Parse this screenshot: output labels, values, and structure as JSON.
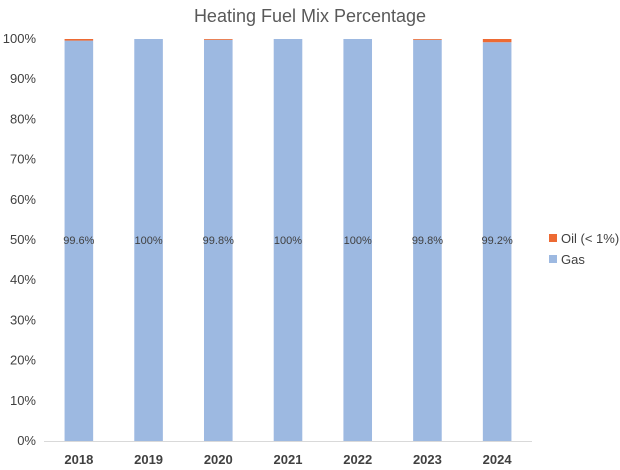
{
  "chart_data": {
    "type": "bar",
    "stacked": true,
    "title": "Heating Fuel Mix Percentage",
    "xlabel": "",
    "ylabel": "",
    "ylim": [
      0,
      100
    ],
    "y_ticks": [
      "0%",
      "10%",
      "20%",
      "30%",
      "40%",
      "50%",
      "60%",
      "70%",
      "80%",
      "90%",
      "100%"
    ],
    "categories": [
      "2018",
      "2019",
      "2020",
      "2021",
      "2022",
      "2023",
      "2024"
    ],
    "series": [
      {
        "name": "Gas",
        "color": "#9DB9E1",
        "values": [
          99.6,
          100,
          99.8,
          100,
          100,
          99.8,
          99.2
        ],
        "data_labels": [
          "99.6%",
          "100%",
          "99.8%",
          "100%",
          "100%",
          "99.8%",
          "99.2%"
        ]
      },
      {
        "name": "Oil (< 1%)",
        "color": "#ED6A33",
        "values": [
          0.4,
          0,
          0.2,
          0,
          0,
          0.2,
          0.8
        ]
      }
    ],
    "legend_position": "right",
    "grid": false
  }
}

Aim of the task -
Reproduce the records verbatim, omitting all images they contain.

Final result -
Parse this screenshot: output labels, values, and structure as JSON.
{
  "chart_data": {
    "type": "bar",
    "stacked": true,
    "title": "Heating Fuel Mix Percentage",
    "xlabel": "",
    "ylabel": "",
    "ylim": [
      0,
      100
    ],
    "y_ticks": [
      "0%",
      "10%",
      "20%",
      "30%",
      "40%",
      "50%",
      "60%",
      "70%",
      "80%",
      "90%",
      "100%"
    ],
    "categories": [
      "2018",
      "2019",
      "2020",
      "2021",
      "2022",
      "2023",
      "2024"
    ],
    "series": [
      {
        "name": "Gas",
        "color": "#9DB9E1",
        "values": [
          99.6,
          100,
          99.8,
          100,
          100,
          99.8,
          99.2
        ],
        "data_labels": [
          "99.6%",
          "100%",
          "99.8%",
          "100%",
          "100%",
          "99.8%",
          "99.2%"
        ]
      },
      {
        "name": "Oil (< 1%)",
        "color": "#ED6A33",
        "values": [
          0.4,
          0,
          0.2,
          0,
          0,
          0.2,
          0.8
        ]
      }
    ],
    "legend_position": "right",
    "grid": false
  }
}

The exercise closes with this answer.